| Goal |
Repeat the listing exactly as given, omitting every image.

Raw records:
====

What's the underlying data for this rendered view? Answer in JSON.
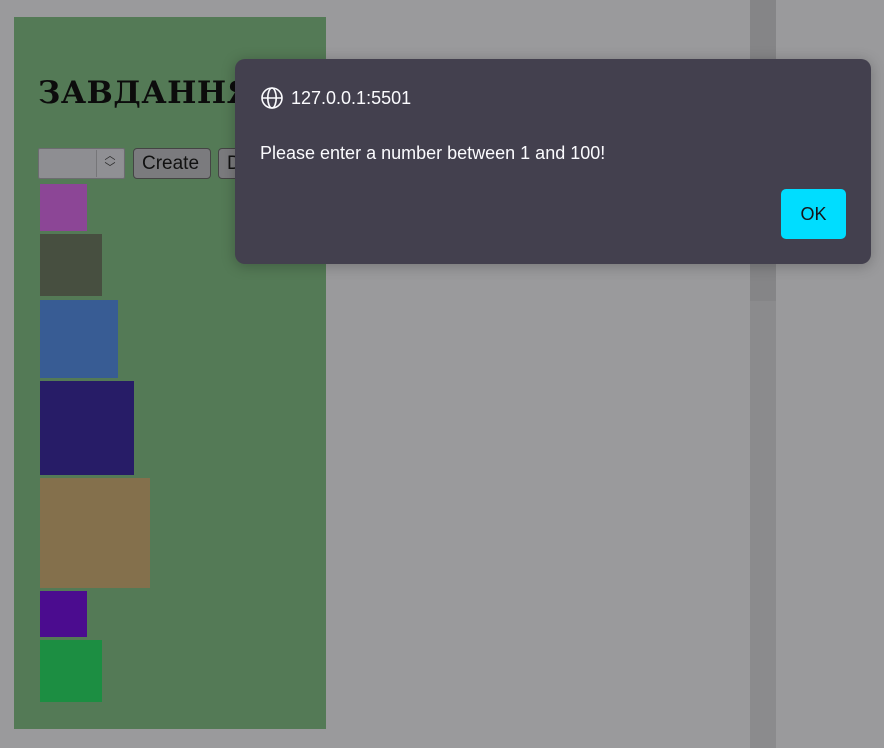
{
  "page": {
    "heading": "ЗАВДАННЯ",
    "controls": {
      "amount_value": "",
      "create_label": "Create",
      "destroy_label": "Destroy"
    },
    "boxes": [
      {
        "color": "#8c4696"
      },
      {
        "color": "#474f40"
      },
      {
        "color": "#385c94"
      },
      {
        "color": "#271c67"
      },
      {
        "color": "#84704c"
      },
      {
        "color": "#4b0c8f"
      },
      {
        "color": "#1c8e42"
      }
    ],
    "colors": {
      "backdrop": "#9a9a9c",
      "panel": "#547a56",
      "dialog": "#43404e",
      "ok_accent": "#00ddff"
    }
  },
  "dialog": {
    "origin": "127.0.0.1:5501",
    "message": "Please enter a number between 1 and 100!",
    "ok_label": "OK"
  }
}
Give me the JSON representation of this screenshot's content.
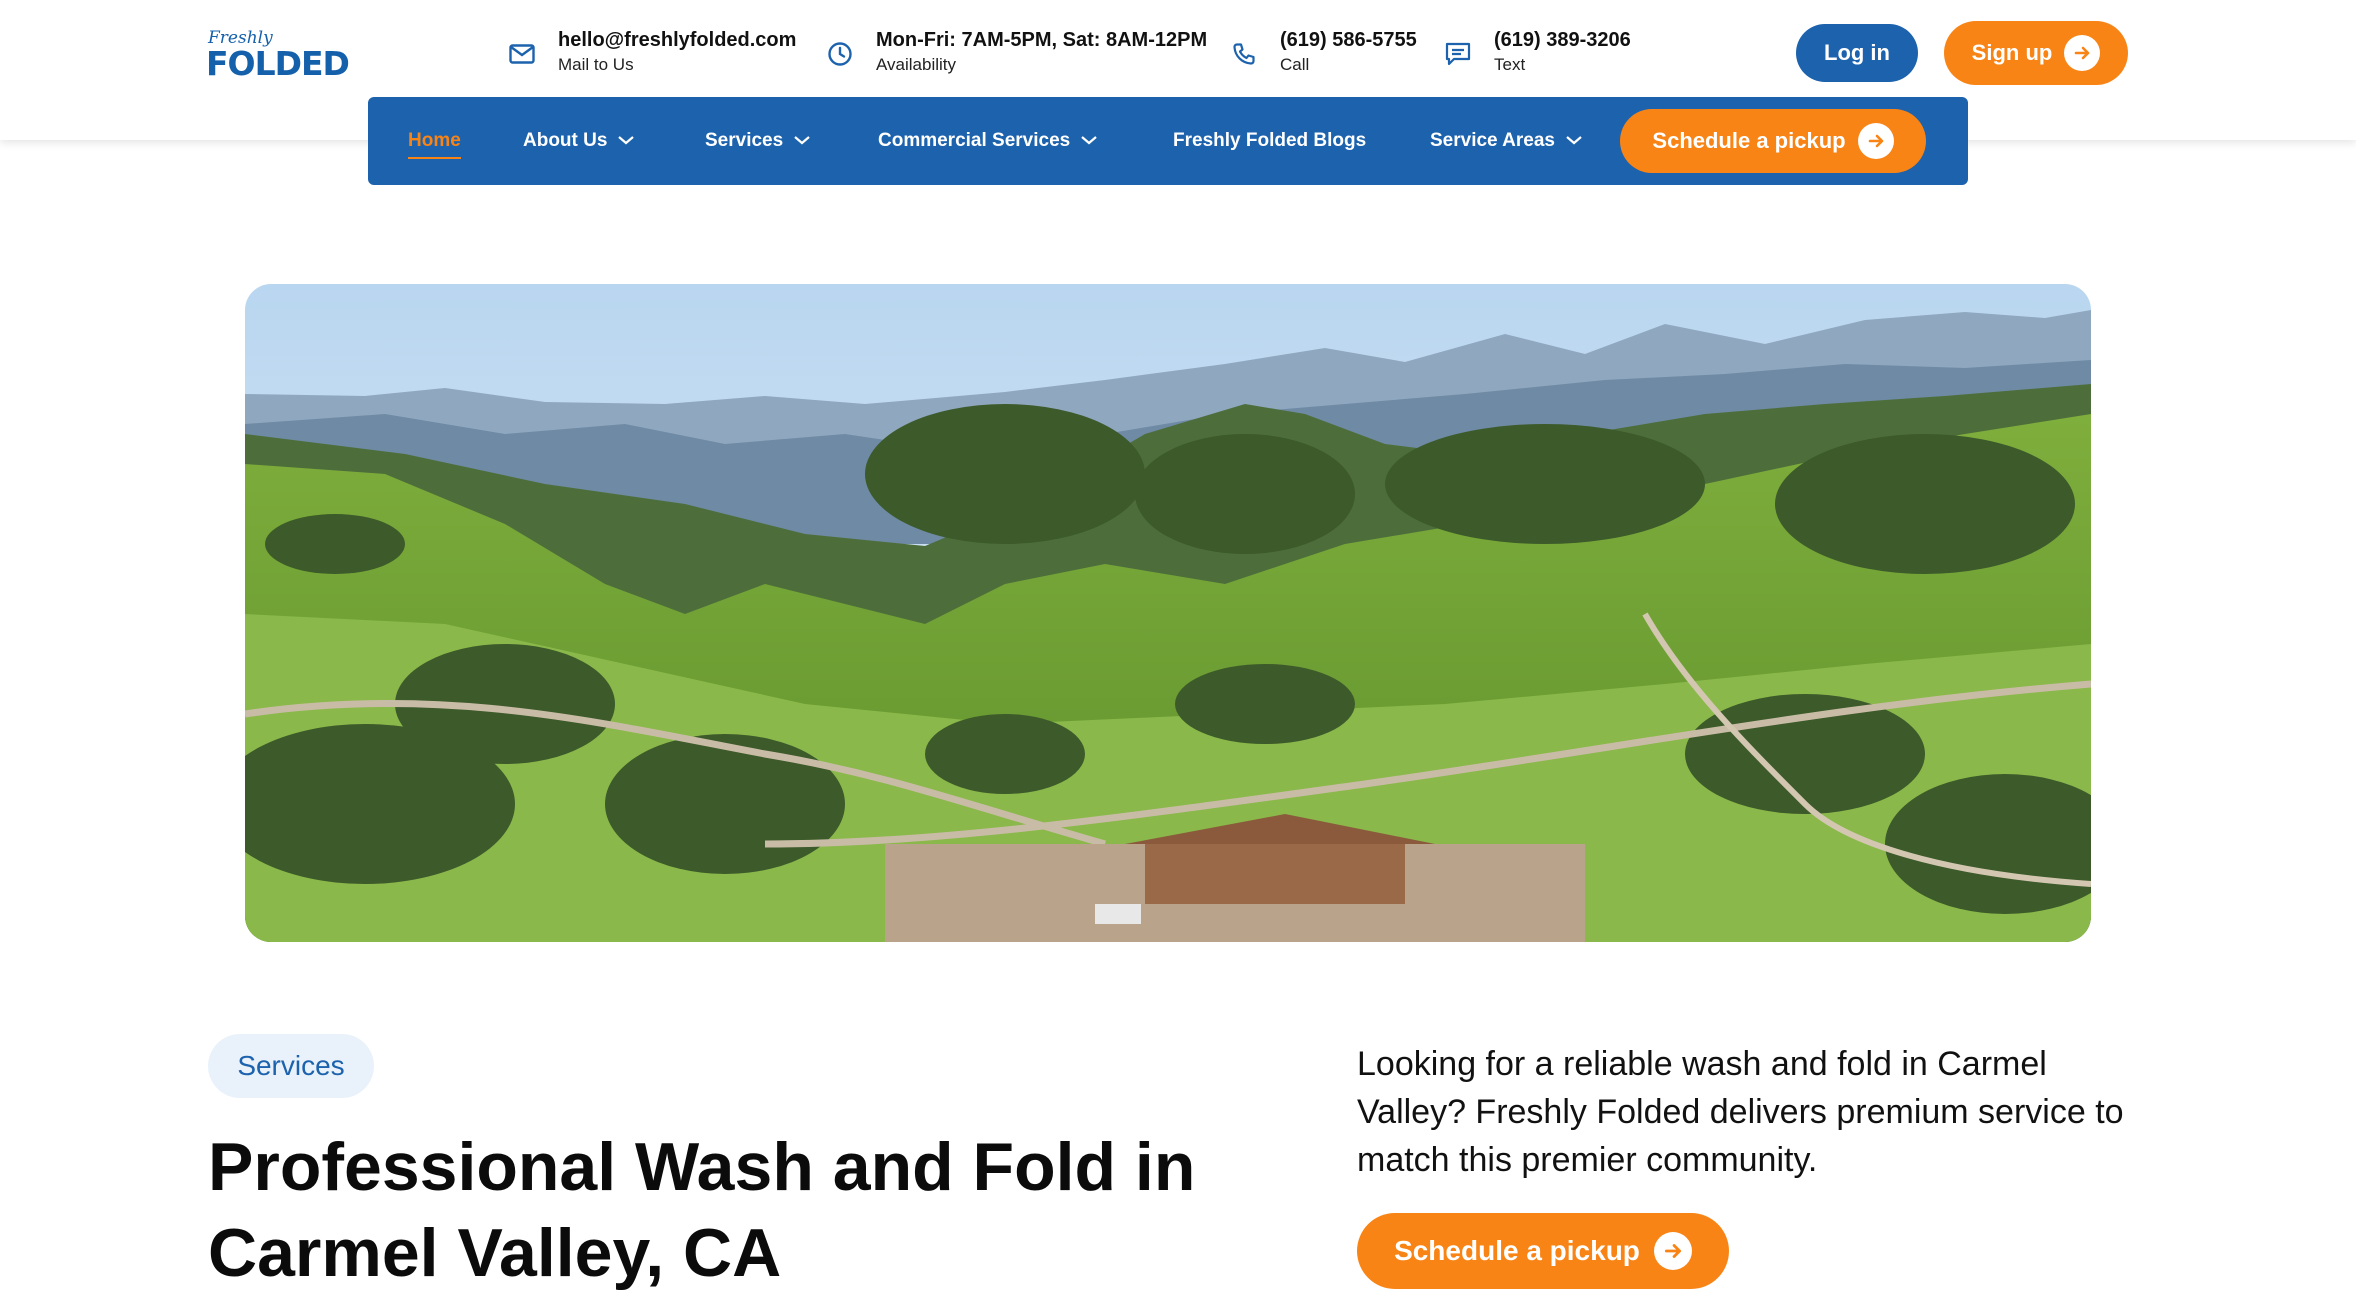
{
  "brand": {
    "script": "Freshly",
    "word": "FOLDED"
  },
  "contacts": [
    {
      "main": "hello@freshlyfolded.com",
      "sub": "Mail to Us",
      "icon": "mail-icon"
    },
    {
      "main": "Mon-Fri: 7AM-5PM, Sat: 8AM-12PM",
      "sub": "Availability",
      "icon": "clock-icon"
    },
    {
      "main": "(619) 586-5755",
      "sub": "Call",
      "icon": "phone-icon"
    },
    {
      "main": "(619) 389-3206",
      "sub": "Text",
      "icon": "message-icon"
    }
  ],
  "auth": {
    "login": "Log in",
    "signup": "Sign up"
  },
  "nav": {
    "items": [
      {
        "label": "Home",
        "active": true,
        "dropdown": false
      },
      {
        "label": "About Us",
        "active": false,
        "dropdown": true
      },
      {
        "label": "Services",
        "active": false,
        "dropdown": true
      },
      {
        "label": "Commercial Services",
        "active": false,
        "dropdown": true
      },
      {
        "label": "Freshly Folded Blogs",
        "active": false,
        "dropdown": false
      },
      {
        "label": "Service Areas",
        "active": false,
        "dropdown": true
      }
    ],
    "cta": "Schedule a pickup"
  },
  "hero": {
    "pill": "Services",
    "title_line1": "Professional Wash and Fold in",
    "title_line2": "Carmel Valley, CA",
    "intro": "Looking for a reliable wash and fold in Carmel Valley? Freshly Folded delivers premium service to match this premier community.",
    "cta": "Schedule a pickup"
  },
  "colors": {
    "primary": "#1c62ad",
    "accent": "#f98416",
    "pill_bg": "#e9f2fb",
    "text": "#111111"
  }
}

====

| Response below |
What's the underlying data for this rendered view? Answer in JSON.
{
  "page": {
    "heading": "ЗАВДАННЯ",
    "controls": {
      "amount_value": "",
      "create_label": "Create",
      "destroy_label": "Destroy"
    },
    "boxes": [
      {
        "color": "#8c4696"
      },
      {
        "color": "#474f40"
      },
      {
        "color": "#385c94"
      },
      {
        "color": "#271c67"
      },
      {
        "color": "#84704c"
      },
      {
        "color": "#4b0c8f"
      },
      {
        "color": "#1c8e42"
      }
    ],
    "colors": {
      "backdrop": "#9a9a9c",
      "panel": "#547a56",
      "dialog": "#43404e",
      "ok_accent": "#00ddff"
    }
  },
  "dialog": {
    "origin": "127.0.0.1:5501",
    "message": "Please enter a number between 1 and 100!",
    "ok_label": "OK"
  }
}
Give me the JSON representation of this screenshot's content.
{
  "brand": {
    "script": "Freshly",
    "word": "FOLDED"
  },
  "contacts": [
    {
      "main": "hello@freshlyfolded.com",
      "sub": "Mail to Us",
      "icon": "mail-icon"
    },
    {
      "main": "Mon-Fri: 7AM-5PM, Sat: 8AM-12PM",
      "sub": "Availability",
      "icon": "clock-icon"
    },
    {
      "main": "(619) 586-5755",
      "sub": "Call",
      "icon": "phone-icon"
    },
    {
      "main": "(619) 389-3206",
      "sub": "Text",
      "icon": "message-icon"
    }
  ],
  "auth": {
    "login": "Log in",
    "signup": "Sign up"
  },
  "nav": {
    "items": [
      {
        "label": "Home",
        "active": true,
        "dropdown": false
      },
      {
        "label": "About Us",
        "active": false,
        "dropdown": true
      },
      {
        "label": "Services",
        "active": false,
        "dropdown": true
      },
      {
        "label": "Commercial Services",
        "active": false,
        "dropdown": true
      },
      {
        "label": "Freshly Folded Blogs",
        "active": false,
        "dropdown": false
      },
      {
        "label": "Service Areas",
        "active": false,
        "dropdown": true
      }
    ],
    "cta": "Schedule a pickup"
  },
  "hero": {
    "pill": "Services",
    "title_line1": "Professional Wash and Fold in",
    "title_line2": "Carmel Valley, CA",
    "intro": "Looking for a reliable wash and fold in Carmel Valley? Freshly Folded delivers premium service to match this premier community.",
    "cta": "Schedule a pickup"
  },
  "colors": {
    "primary": "#1c62ad",
    "accent": "#f98416",
    "pill_bg": "#e9f2fb",
    "text": "#111111"
  }
}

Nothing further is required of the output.